→ DATA SUPPLIED:
——

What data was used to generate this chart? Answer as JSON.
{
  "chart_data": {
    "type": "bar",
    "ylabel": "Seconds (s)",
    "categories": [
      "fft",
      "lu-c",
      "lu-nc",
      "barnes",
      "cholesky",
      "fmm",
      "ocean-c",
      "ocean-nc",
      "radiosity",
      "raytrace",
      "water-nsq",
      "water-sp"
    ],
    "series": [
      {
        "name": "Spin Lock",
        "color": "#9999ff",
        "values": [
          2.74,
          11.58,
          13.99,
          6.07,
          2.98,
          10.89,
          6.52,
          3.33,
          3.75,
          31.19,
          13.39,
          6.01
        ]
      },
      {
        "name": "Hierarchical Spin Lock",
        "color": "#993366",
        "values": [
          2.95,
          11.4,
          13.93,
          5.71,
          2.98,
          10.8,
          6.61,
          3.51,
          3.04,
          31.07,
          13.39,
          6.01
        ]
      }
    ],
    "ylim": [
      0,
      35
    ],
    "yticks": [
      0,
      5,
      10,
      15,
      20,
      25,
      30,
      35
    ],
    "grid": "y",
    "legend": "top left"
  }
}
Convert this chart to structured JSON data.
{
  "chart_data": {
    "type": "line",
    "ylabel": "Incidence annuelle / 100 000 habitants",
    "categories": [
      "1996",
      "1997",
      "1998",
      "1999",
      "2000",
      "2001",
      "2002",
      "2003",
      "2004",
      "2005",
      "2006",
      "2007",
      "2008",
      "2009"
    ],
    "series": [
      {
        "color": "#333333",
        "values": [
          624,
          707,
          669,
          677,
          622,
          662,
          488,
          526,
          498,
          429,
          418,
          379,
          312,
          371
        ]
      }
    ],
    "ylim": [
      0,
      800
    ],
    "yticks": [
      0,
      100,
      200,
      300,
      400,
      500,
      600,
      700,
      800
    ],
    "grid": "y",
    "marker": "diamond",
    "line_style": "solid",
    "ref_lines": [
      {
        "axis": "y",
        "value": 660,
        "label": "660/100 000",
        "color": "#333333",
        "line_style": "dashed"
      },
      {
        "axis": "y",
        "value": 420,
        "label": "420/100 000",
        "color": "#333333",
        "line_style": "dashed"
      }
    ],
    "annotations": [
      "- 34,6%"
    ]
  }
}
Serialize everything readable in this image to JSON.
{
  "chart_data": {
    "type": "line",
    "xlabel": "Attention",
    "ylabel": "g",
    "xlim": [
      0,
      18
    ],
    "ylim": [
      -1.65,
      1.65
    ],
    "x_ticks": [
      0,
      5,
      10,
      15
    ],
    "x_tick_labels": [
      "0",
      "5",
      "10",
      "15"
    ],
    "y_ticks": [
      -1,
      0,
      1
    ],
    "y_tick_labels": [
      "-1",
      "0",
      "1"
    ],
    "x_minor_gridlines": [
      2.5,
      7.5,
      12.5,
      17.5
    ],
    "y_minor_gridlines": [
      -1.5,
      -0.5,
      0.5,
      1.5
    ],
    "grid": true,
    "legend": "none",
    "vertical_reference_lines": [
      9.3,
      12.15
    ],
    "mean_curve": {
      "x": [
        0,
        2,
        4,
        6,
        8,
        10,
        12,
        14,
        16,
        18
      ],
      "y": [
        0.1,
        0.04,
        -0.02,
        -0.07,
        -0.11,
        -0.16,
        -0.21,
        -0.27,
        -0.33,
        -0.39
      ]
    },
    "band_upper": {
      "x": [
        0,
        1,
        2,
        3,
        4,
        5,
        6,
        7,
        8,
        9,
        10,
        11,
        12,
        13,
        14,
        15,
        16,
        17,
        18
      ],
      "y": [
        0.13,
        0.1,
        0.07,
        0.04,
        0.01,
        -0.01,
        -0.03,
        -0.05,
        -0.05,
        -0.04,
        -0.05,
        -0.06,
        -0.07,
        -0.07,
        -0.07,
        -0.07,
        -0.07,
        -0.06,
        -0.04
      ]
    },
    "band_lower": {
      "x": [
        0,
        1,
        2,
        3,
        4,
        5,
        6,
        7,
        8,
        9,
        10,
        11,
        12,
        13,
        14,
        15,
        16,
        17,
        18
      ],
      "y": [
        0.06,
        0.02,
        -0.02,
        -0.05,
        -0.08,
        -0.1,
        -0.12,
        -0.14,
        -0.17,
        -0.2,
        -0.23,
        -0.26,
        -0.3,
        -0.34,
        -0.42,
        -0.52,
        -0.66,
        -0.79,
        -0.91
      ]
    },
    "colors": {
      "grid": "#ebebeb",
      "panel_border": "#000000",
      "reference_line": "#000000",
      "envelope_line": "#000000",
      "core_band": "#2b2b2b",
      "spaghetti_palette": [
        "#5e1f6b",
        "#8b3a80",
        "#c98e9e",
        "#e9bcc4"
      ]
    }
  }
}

——

→ WHAT THE TASK ASKS: Your task is to reproduce all of the records exactly.

→ ANSWER IN FULL:
What data was used to generate this chart? Answer as JSON.
{
  "chart_data": {
    "type": "bar",
    "ylabel": "Seconds (s)",
    "categories": [
      "fft",
      "lu-c",
      "lu-nc",
      "barnes",
      "cholesky",
      "fmm",
      "ocean-c",
      "ocean-nc",
      "radiosity",
      "raytrace",
      "water-nsq",
      "water-sp"
    ],
    "series": [
      {
        "name": "Spin Lock",
        "color": "#9999ff",
        "values": [
          2.74,
          11.58,
          13.99,
          6.07,
          2.98,
          10.89,
          6.52,
          3.33,
          3.75,
          31.19,
          13.39,
          6.01
        ]
      },
      {
        "name": "Hierarchical Spin Lock",
        "color": "#993366",
        "values": [
          2.95,
          11.4,
          13.93,
          5.71,
          2.98,
          10.8,
          6.61,
          3.51,
          3.04,
          31.07,
          13.39,
          6.01
        ]
      }
    ],
    "ylim": [
      0,
      35
    ],
    "yticks": [
      0,
      5,
      10,
      15,
      20,
      25,
      30,
      35
    ],
    "grid": "y",
    "legend": "top left"
  }
}
Convert this chart to structured JSON data.
{
  "chart_data": {
    "type": "line",
    "ylabel": "Incidence annuelle / 100 000 habitants",
    "categories": [
      "1996",
      "1997",
      "1998",
      "1999",
      "2000",
      "2001",
      "2002",
      "2003",
      "2004",
      "2005",
      "2006",
      "2007",
      "2008",
      "2009"
    ],
    "series": [
      {
        "color": "#333333",
        "values": [
          624,
          707,
          669,
          677,
          622,
          662,
          488,
          526,
          498,
          429,
          418,
          379,
          312,
          371
        ]
      }
    ],
    "ylim": [
      0,
      800
    ],
    "yticks": [
      0,
      100,
      200,
      300,
      400,
      500,
      600,
      700,
      800
    ],
    "grid": "y",
    "marker": "diamond",
    "line_style": "solid",
    "ref_lines": [
      {
        "axis": "y",
        "value": 660,
        "label": "660/100 000",
        "color": "#333333",
        "line_style": "dashed"
      },
      {
        "axis": "y",
        "value": 420,
        "label": "420/100 000",
        "color": "#333333",
        "line_style": "dashed"
      }
    ],
    "annotations": [
      "- 34,6%"
    ]
  }
}
Serialize everything readable in this image to JSON.
{
  "chart_data": {
    "type": "line",
    "xlabel": "Attention",
    "ylabel": "g",
    "xlim": [
      0,
      18
    ],
    "ylim": [
      -1.65,
      1.65
    ],
    "x_ticks": [
      0,
      5,
      10,
      15
    ],
    "x_tick_labels": [
      "0",
      "5",
      "10",
      "15"
    ],
    "y_ticks": [
      -1,
      0,
      1
    ],
    "y_tick_labels": [
      "-1",
      "0",
      "1"
    ],
    "x_minor_gridlines": [
      2.5,
      7.5,
      12.5,
      17.5
    ],
    "y_minor_gridlines": [
      -1.5,
      -0.5,
      0.5,
      1.5
    ],
    "grid": true,
    "legend": "none",
    "vertical_reference_lines": [
      9.3,
      12.15
    ],
    "mean_curve": {
      "x": [
        0,
        2,
        4,
        6,
        8,
        10,
        12,
        14,
        16,
        18
      ],
      "y": [
        0.1,
        0.04,
        -0.02,
        -0.07,
        -0.11,
        -0.16,
        -0.21,
        -0.27,
        -0.33,
        -0.39
      ]
    },
    "band_upper": {
      "x": [
        0,
        1,
        2,
        3,
        4,
        5,
        6,
        7,
        8,
        9,
        10,
        11,
        12,
        13,
        14,
        15,
        16,
        17,
        18
      ],
      "y": [
        0.13,
        0.1,
        0.07,
        0.04,
        0.01,
        -0.01,
        -0.03,
        -0.05,
        -0.05,
        -0.04,
        -0.05,
        -0.06,
        -0.07,
        -0.07,
        -0.07,
        -0.07,
        -0.07,
        -0.06,
        -0.04
      ]
    },
    "band_lower": {
      "x": [
        0,
        1,
        2,
        3,
        4,
        5,
        6,
        7,
        8,
        9,
        10,
        11,
        12,
        13,
        14,
        15,
        16,
        17,
        18
      ],
      "y": [
        0.06,
        0.02,
        -0.02,
        -0.05,
        -0.08,
        -0.1,
        -0.12,
        -0.14,
        -0.17,
        -0.2,
        -0.23,
        -0.26,
        -0.3,
        -0.34,
        -0.42,
        -0.52,
        -0.66,
        -0.79,
        -0.91
      ]
    },
    "colors": {
      "grid": "#ebebeb",
      "panel_border": "#000000",
      "reference_line": "#000000",
      "envelope_line": "#000000",
      "core_band": "#2b2b2b",
      "spaghetti_palette": [
        "#5e1f6b",
        "#8b3a80",
        "#c98e9e",
        "#e9bcc4"
      ]
    }
  }
}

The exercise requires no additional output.